→ GIVEN REQUEST
Among the lines below, count those with "haircut". Give the total alone.
** Start **
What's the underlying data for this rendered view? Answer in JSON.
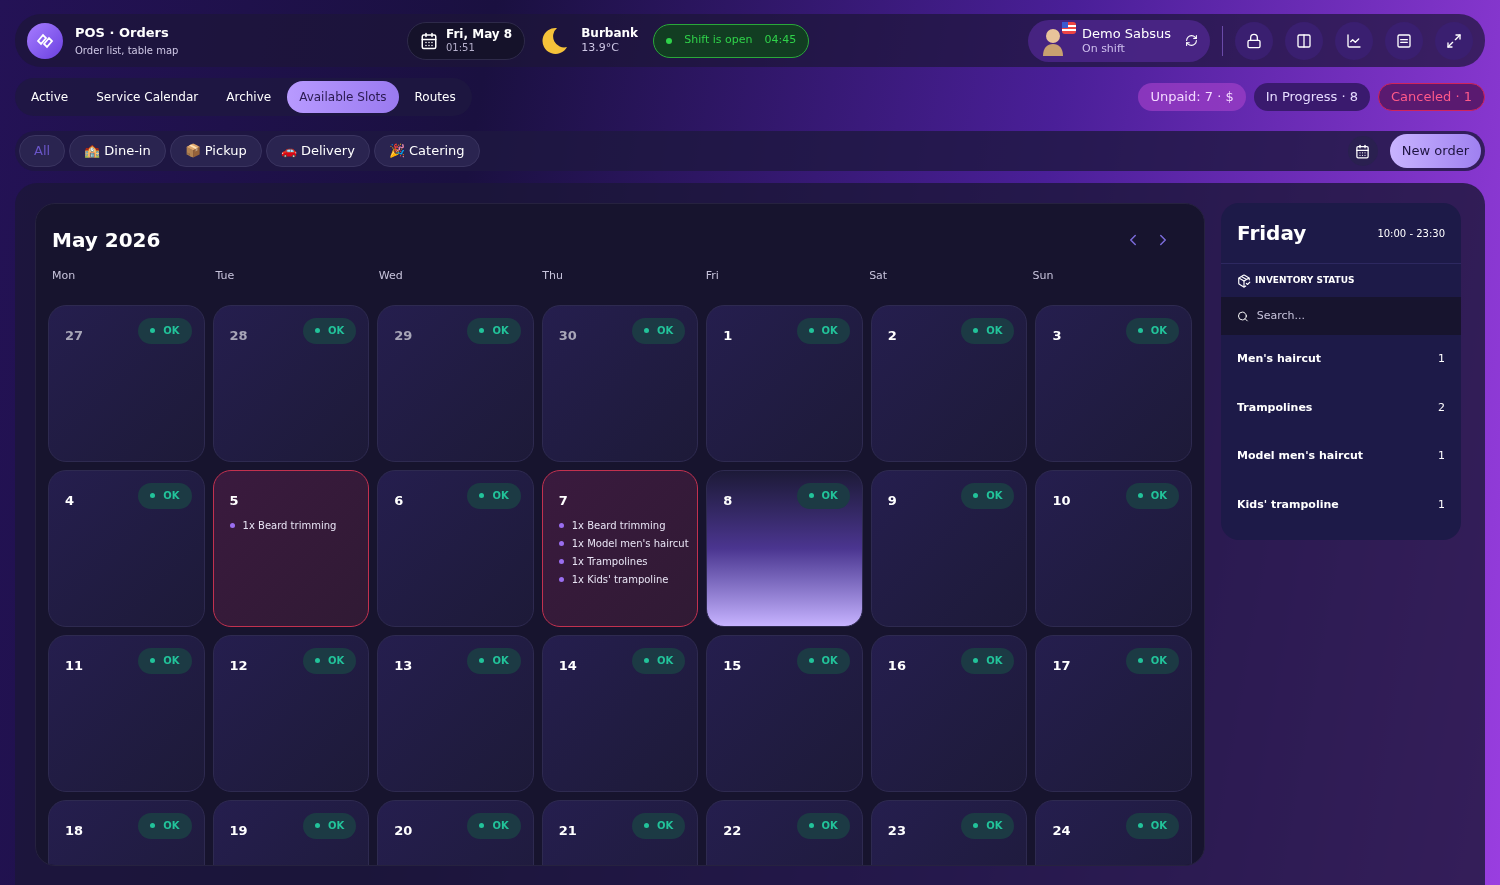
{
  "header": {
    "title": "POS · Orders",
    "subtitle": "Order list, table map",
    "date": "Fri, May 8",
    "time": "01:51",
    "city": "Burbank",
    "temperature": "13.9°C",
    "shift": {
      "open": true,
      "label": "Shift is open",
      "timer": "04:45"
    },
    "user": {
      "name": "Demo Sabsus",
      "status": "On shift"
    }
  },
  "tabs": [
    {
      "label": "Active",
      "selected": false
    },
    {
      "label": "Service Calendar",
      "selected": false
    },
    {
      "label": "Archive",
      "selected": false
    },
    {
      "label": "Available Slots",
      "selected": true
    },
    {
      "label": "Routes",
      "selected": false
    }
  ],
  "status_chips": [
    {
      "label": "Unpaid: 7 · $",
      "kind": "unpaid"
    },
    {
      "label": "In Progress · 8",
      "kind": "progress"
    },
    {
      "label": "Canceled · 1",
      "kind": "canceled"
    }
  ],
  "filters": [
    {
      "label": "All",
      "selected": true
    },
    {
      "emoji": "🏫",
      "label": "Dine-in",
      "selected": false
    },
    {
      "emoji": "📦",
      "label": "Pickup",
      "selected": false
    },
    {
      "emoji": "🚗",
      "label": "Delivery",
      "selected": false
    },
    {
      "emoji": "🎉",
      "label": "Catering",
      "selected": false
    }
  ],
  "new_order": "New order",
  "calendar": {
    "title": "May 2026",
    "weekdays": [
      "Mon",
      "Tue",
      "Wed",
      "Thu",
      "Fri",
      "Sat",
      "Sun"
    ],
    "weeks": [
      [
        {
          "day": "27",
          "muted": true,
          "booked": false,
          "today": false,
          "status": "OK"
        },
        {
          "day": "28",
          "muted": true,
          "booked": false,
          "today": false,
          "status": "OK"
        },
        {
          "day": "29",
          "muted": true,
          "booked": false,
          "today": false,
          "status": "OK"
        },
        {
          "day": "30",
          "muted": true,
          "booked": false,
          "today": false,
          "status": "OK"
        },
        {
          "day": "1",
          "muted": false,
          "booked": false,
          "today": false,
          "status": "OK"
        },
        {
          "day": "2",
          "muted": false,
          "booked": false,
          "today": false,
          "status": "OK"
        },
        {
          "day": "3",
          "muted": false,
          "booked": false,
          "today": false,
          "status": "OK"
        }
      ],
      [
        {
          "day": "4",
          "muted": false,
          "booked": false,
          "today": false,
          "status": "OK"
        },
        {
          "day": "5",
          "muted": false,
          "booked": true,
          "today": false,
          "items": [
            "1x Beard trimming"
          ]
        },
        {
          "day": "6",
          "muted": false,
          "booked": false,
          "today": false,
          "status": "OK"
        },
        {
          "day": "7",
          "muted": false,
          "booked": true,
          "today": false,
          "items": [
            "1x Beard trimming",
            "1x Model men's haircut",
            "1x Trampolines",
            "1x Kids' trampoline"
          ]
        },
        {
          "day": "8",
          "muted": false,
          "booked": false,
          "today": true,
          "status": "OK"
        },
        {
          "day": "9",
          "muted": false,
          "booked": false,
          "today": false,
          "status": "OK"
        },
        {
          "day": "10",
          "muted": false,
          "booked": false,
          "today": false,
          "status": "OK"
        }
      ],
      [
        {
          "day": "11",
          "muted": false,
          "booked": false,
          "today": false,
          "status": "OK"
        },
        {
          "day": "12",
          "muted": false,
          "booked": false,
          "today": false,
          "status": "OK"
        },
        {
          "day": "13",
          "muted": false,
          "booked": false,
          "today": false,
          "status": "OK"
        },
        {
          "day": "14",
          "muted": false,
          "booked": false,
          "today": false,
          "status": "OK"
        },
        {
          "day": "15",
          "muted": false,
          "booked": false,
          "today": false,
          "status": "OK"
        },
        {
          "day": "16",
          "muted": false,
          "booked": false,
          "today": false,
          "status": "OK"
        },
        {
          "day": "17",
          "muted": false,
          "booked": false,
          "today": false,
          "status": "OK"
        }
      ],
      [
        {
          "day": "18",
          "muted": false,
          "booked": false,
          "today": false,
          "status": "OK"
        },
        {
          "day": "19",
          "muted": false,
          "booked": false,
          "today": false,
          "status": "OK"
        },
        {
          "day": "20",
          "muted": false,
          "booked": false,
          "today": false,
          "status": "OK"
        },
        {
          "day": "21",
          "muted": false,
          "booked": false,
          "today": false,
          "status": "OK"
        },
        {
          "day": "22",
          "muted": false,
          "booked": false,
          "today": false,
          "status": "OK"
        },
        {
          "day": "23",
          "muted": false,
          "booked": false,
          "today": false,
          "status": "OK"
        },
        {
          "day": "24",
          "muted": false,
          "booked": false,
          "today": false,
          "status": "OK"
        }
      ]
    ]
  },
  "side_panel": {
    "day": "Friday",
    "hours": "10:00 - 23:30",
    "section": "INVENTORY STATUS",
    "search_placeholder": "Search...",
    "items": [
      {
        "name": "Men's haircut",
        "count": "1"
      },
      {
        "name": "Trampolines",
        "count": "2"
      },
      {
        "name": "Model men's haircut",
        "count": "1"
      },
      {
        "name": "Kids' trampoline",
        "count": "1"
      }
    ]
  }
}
** End **
→ EXERCISE RESULT
3